[TASK INPUT start]

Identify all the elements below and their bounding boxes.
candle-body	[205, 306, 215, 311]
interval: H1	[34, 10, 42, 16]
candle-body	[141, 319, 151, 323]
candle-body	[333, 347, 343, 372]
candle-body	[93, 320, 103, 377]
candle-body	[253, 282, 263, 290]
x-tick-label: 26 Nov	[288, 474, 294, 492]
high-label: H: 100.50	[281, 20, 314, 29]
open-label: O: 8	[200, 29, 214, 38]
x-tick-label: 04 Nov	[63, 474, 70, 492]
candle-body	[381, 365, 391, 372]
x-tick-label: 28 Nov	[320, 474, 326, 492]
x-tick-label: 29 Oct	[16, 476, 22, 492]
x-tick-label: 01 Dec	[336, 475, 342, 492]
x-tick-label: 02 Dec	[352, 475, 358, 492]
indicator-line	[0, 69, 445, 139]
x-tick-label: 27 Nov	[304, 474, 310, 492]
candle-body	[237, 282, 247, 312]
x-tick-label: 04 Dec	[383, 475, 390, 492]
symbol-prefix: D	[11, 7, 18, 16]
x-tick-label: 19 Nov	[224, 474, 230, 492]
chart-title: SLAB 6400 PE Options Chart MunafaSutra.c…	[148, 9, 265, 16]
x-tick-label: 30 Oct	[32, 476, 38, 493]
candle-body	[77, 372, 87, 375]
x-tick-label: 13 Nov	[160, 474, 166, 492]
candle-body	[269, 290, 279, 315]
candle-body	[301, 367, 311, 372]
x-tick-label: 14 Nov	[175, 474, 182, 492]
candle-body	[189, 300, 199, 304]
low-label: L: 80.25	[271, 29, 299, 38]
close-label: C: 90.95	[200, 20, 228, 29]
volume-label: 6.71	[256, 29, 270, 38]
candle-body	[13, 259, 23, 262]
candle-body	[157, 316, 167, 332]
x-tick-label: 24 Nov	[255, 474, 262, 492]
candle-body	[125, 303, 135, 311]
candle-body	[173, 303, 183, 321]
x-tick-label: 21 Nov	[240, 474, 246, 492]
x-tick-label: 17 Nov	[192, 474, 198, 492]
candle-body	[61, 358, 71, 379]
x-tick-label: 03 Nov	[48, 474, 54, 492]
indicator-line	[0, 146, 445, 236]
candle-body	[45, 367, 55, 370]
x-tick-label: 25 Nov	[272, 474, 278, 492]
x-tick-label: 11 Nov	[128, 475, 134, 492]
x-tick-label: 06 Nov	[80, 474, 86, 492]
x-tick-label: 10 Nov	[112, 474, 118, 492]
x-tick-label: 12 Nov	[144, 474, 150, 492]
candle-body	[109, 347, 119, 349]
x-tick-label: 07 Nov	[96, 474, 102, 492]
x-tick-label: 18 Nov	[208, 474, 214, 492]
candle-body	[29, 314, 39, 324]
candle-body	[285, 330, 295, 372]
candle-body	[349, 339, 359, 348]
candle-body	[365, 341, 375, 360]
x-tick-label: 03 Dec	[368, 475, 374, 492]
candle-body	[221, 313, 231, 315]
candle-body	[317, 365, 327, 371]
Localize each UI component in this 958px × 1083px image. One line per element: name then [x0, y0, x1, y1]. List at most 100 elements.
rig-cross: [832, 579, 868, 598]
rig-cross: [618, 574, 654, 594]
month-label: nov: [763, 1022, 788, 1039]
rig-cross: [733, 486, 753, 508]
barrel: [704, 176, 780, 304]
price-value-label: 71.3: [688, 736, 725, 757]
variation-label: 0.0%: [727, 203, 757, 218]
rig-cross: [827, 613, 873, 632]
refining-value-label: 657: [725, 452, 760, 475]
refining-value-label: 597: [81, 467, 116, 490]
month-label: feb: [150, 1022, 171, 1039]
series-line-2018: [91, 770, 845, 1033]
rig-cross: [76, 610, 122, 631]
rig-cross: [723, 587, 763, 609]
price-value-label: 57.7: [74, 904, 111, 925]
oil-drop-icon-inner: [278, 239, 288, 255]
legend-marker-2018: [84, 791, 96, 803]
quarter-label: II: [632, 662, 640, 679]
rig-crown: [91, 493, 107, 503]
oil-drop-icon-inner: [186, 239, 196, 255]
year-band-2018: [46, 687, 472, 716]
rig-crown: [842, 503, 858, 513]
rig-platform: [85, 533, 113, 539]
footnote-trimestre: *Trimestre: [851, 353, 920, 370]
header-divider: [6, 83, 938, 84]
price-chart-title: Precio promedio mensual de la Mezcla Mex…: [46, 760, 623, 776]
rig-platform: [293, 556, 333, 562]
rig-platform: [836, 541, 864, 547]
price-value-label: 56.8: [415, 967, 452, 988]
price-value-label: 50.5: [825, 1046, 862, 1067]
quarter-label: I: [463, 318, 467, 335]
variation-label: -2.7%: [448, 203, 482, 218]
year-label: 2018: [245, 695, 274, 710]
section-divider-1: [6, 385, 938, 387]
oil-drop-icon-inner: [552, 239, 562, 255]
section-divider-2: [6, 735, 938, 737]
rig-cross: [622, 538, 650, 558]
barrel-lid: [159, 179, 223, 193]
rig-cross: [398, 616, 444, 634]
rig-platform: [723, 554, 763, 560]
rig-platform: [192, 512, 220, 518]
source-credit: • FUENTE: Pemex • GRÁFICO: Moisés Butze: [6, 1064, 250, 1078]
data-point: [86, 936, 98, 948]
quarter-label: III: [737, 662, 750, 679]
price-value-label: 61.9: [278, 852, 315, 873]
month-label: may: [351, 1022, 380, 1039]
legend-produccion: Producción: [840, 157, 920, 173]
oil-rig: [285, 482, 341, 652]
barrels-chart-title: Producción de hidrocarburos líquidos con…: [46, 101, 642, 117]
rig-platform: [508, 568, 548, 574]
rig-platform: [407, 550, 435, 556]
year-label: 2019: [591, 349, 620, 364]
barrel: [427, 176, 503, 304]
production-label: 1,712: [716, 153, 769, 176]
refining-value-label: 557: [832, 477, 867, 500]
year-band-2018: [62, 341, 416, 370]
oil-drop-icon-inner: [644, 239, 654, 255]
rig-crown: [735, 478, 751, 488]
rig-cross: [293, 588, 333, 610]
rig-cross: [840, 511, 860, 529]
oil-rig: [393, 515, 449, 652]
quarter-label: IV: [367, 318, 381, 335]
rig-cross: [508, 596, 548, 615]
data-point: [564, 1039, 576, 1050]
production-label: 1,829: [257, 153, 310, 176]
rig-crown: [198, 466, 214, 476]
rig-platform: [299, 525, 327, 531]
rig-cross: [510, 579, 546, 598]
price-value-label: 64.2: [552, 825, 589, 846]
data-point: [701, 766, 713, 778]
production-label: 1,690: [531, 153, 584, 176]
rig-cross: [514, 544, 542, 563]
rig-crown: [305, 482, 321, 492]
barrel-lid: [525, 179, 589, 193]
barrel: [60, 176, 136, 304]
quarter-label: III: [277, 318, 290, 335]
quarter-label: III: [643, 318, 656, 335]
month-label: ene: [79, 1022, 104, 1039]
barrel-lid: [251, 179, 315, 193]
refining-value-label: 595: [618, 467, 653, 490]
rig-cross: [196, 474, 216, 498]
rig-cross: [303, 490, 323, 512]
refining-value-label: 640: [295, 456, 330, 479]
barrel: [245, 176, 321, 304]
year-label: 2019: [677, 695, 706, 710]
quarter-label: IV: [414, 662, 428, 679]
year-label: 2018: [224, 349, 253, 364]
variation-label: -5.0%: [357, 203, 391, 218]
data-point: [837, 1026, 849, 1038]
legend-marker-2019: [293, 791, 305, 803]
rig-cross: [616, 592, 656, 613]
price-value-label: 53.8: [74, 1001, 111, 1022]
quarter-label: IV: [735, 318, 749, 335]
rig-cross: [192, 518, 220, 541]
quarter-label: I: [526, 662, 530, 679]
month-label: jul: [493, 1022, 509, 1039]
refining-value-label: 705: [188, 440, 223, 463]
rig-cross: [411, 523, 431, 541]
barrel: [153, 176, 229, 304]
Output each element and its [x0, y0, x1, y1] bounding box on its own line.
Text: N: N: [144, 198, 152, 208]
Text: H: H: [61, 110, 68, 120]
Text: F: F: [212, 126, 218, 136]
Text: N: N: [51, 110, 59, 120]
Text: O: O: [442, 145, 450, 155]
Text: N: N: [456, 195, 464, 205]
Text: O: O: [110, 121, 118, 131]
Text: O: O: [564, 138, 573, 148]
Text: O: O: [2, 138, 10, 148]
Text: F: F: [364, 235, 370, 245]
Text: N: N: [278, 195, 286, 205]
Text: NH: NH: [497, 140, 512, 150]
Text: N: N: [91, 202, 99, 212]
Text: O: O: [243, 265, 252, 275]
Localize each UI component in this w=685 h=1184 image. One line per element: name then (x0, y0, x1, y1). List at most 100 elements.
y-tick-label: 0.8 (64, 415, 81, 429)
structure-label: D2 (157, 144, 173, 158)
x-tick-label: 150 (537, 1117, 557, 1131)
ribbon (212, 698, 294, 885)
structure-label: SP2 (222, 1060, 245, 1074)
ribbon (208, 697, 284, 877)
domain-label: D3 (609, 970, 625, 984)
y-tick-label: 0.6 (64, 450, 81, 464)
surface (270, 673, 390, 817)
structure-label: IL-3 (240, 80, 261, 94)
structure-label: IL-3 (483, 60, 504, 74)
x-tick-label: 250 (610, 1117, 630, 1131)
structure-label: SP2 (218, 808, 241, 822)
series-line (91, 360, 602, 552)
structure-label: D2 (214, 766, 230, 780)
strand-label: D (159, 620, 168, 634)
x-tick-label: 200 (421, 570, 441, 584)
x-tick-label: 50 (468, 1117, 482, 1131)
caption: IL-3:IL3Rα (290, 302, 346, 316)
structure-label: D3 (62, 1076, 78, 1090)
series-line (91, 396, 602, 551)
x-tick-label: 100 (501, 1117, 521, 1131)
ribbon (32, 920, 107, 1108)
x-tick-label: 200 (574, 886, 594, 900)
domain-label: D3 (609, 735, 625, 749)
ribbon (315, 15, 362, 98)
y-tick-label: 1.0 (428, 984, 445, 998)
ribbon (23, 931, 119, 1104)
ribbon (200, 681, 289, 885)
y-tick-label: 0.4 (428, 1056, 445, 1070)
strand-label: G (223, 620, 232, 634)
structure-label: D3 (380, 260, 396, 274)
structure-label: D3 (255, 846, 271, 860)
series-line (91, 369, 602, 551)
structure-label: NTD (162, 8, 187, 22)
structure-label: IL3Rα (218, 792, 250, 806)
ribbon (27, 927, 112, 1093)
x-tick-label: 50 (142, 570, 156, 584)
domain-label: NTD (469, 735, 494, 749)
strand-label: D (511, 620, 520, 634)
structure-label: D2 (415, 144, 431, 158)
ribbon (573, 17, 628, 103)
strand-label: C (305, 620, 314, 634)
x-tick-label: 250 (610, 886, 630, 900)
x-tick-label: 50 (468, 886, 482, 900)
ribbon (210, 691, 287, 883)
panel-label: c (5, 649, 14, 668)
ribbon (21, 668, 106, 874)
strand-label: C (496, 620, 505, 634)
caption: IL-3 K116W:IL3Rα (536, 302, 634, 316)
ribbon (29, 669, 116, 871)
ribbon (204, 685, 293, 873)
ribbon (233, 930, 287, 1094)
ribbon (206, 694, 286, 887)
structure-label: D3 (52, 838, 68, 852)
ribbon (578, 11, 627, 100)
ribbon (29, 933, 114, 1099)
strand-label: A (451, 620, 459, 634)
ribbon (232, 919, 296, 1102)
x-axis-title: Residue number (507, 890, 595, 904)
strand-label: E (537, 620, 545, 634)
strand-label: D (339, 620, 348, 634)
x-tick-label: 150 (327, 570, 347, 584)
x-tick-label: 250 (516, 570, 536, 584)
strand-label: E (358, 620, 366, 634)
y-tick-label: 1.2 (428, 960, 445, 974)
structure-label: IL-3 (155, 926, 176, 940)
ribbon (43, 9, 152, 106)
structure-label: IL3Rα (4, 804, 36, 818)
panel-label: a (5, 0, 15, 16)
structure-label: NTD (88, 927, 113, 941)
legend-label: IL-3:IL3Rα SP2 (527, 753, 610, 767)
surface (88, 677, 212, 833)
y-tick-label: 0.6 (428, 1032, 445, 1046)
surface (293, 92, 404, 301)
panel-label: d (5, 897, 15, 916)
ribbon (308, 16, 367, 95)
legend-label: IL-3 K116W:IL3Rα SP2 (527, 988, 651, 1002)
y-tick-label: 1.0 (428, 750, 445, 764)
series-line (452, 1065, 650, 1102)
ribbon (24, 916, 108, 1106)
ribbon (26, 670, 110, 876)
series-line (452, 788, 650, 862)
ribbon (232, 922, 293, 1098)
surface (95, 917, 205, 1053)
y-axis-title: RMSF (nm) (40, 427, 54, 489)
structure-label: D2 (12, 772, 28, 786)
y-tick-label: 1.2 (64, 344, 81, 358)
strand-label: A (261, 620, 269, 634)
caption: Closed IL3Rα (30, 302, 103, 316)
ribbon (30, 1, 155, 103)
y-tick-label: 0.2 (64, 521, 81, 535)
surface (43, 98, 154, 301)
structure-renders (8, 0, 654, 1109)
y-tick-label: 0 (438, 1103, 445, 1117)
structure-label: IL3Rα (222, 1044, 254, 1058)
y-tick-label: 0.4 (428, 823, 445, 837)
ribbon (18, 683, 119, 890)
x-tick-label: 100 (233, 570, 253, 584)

[TASK INPUT end]

Please update the records from their start up to and including the line with "476, 22, 492]", changing "candle-body" to "bar-body" and leaving everything else as it is.

_EXPECTED OUTPUT_.
Identify all the elements below and their bounding boxes.
bar-body	[205, 306, 215, 311]
interval: H1	[34, 10, 42, 16]
bar-body	[141, 319, 151, 323]
bar-body	[333, 347, 343, 372]
bar-body	[93, 320, 103, 377]
bar-body	[253, 282, 263, 290]
x-tick-label: 26 Nov	[288, 474, 294, 492]
high-label: H: 100.50	[281, 20, 314, 29]
open-label: O: 8	[200, 29, 214, 38]
x-tick-label: 04 Nov	[63, 474, 70, 492]
bar-body	[381, 365, 391, 372]
x-tick-label: 28 Nov	[320, 474, 326, 492]
x-tick-label: 29 Oct	[16, 476, 22, 492]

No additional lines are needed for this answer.